Written request —
Isolate every line in the records below with "temperature" in it.

— START Provided data —

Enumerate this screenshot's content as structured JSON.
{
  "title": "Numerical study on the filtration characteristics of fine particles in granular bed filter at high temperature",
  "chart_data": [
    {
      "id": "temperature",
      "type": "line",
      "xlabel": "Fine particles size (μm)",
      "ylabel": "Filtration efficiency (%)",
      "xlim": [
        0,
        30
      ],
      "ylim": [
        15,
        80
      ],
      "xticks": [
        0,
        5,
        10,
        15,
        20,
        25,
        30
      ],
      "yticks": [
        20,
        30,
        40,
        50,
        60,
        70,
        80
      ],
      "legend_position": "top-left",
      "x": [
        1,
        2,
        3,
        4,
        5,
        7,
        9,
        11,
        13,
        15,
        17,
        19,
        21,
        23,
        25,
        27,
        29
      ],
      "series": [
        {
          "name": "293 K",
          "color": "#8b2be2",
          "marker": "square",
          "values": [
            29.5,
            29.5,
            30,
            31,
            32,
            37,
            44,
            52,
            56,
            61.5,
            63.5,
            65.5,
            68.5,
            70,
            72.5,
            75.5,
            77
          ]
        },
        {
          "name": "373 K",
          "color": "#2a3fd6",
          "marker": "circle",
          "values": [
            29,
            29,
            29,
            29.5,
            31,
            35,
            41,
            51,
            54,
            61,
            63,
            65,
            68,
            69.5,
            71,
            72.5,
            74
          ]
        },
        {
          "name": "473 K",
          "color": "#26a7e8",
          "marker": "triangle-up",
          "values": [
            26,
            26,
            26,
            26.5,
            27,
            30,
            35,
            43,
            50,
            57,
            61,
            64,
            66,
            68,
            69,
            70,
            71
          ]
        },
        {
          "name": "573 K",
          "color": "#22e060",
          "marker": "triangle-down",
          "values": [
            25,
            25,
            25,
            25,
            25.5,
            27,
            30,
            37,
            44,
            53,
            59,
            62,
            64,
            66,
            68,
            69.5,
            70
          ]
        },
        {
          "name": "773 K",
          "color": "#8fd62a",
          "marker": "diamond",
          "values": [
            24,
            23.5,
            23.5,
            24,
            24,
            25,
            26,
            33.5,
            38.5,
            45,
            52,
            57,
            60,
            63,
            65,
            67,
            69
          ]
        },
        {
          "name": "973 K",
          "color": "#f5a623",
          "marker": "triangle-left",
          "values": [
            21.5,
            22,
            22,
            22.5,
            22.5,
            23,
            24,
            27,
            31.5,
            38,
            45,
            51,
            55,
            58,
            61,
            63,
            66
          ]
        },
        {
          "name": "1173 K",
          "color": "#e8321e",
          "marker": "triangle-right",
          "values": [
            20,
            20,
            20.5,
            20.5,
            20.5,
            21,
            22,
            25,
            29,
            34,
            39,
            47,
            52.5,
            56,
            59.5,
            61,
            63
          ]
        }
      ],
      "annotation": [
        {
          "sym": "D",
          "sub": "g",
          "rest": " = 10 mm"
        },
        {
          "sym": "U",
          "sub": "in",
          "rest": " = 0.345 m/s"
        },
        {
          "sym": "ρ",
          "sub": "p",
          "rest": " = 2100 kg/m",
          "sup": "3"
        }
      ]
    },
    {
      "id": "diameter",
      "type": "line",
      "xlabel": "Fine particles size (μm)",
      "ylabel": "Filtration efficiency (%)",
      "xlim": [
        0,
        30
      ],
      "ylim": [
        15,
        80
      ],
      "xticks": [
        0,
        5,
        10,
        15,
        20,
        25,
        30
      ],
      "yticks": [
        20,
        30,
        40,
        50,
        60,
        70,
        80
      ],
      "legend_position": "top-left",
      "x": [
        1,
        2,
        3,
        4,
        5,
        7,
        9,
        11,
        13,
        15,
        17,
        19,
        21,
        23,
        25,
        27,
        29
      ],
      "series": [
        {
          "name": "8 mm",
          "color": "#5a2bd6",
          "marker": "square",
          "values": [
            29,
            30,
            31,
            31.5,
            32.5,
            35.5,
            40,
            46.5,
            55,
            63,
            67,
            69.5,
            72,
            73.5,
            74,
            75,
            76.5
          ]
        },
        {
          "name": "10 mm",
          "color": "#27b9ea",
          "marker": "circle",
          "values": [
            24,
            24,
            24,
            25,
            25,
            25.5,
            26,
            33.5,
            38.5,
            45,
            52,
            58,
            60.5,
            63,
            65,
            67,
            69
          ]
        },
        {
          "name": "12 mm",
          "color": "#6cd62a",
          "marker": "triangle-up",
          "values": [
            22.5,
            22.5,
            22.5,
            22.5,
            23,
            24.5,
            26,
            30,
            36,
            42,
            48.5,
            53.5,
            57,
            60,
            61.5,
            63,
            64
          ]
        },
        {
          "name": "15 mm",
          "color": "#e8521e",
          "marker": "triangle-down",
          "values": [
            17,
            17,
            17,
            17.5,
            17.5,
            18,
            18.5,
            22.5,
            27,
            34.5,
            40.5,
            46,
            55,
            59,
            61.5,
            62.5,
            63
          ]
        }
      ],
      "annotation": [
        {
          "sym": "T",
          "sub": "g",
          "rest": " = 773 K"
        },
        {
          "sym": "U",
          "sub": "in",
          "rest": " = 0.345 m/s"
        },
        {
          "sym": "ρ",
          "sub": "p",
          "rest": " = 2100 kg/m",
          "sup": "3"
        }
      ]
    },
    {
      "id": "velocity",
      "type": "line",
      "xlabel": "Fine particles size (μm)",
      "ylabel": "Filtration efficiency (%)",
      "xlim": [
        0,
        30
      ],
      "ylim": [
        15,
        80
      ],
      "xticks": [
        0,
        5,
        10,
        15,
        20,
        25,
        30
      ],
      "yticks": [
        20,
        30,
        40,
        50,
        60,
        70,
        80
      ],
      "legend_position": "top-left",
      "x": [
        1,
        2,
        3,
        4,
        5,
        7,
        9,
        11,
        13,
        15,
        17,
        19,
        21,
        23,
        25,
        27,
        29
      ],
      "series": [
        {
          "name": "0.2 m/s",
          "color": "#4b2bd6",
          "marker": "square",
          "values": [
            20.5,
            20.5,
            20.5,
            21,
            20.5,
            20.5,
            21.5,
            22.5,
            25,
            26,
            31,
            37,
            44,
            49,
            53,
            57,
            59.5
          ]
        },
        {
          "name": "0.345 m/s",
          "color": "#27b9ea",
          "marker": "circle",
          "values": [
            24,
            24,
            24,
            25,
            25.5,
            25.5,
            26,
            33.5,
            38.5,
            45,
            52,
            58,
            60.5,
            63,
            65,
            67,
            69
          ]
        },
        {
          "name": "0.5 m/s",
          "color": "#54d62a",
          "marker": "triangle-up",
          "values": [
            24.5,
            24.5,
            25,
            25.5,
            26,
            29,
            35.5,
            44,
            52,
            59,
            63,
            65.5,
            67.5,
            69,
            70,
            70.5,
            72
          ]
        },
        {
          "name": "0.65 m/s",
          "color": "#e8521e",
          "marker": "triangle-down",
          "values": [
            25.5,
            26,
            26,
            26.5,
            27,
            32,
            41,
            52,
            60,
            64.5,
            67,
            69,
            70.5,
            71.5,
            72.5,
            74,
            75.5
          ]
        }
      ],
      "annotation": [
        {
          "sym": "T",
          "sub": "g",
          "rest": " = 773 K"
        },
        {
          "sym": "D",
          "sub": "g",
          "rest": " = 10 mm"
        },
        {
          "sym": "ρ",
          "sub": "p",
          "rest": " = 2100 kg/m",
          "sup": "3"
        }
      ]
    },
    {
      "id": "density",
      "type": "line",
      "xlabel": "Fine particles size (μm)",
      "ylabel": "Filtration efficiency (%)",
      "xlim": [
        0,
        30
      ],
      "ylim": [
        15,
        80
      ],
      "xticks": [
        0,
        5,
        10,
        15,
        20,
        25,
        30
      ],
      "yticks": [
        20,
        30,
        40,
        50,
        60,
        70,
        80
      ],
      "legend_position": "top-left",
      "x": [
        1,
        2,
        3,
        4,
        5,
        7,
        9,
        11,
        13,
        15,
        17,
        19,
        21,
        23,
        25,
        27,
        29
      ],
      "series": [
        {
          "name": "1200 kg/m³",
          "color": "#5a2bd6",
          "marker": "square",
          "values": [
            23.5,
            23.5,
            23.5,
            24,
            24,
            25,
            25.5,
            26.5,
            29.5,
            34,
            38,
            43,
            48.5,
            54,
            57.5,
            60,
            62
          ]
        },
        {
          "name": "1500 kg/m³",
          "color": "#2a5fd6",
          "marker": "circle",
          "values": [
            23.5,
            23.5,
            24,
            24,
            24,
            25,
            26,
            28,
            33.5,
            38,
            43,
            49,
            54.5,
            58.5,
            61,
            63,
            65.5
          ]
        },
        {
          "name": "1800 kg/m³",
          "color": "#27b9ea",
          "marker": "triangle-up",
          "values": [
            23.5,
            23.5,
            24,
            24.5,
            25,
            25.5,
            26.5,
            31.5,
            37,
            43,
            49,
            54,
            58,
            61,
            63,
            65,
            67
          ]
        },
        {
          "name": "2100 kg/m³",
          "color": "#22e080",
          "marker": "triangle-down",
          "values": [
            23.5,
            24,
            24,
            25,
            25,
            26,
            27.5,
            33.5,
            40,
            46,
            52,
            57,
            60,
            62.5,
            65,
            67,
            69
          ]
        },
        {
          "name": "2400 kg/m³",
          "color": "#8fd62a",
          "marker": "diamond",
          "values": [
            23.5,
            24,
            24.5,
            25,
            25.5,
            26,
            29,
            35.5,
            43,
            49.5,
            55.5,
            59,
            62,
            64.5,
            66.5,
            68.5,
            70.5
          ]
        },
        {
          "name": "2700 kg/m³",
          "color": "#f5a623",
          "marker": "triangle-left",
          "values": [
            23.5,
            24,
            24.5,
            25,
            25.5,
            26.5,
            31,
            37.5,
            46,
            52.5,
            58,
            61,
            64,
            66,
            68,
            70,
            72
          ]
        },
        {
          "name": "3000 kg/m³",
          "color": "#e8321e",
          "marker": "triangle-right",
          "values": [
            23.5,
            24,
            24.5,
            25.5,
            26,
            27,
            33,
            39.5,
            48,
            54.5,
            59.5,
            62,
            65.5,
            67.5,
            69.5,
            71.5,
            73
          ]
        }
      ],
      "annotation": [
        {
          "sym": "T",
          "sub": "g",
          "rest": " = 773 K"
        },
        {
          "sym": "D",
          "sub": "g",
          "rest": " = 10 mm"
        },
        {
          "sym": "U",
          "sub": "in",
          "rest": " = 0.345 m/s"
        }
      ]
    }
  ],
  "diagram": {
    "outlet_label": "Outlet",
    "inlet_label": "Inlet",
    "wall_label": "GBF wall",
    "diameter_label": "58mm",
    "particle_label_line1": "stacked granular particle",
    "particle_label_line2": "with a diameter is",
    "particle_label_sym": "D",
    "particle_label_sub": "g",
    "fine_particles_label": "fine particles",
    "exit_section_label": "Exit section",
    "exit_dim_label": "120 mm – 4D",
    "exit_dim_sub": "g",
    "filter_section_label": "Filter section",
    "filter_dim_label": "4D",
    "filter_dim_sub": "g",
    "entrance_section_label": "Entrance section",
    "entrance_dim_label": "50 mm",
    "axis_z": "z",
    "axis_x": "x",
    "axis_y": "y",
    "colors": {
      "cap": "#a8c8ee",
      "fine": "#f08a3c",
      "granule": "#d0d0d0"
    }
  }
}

— END Provided data —

Solution —
  "title": "Numerical study on the filtration characteristics of fine particles in granular bed filter at high temperature",
      "id": "temperature",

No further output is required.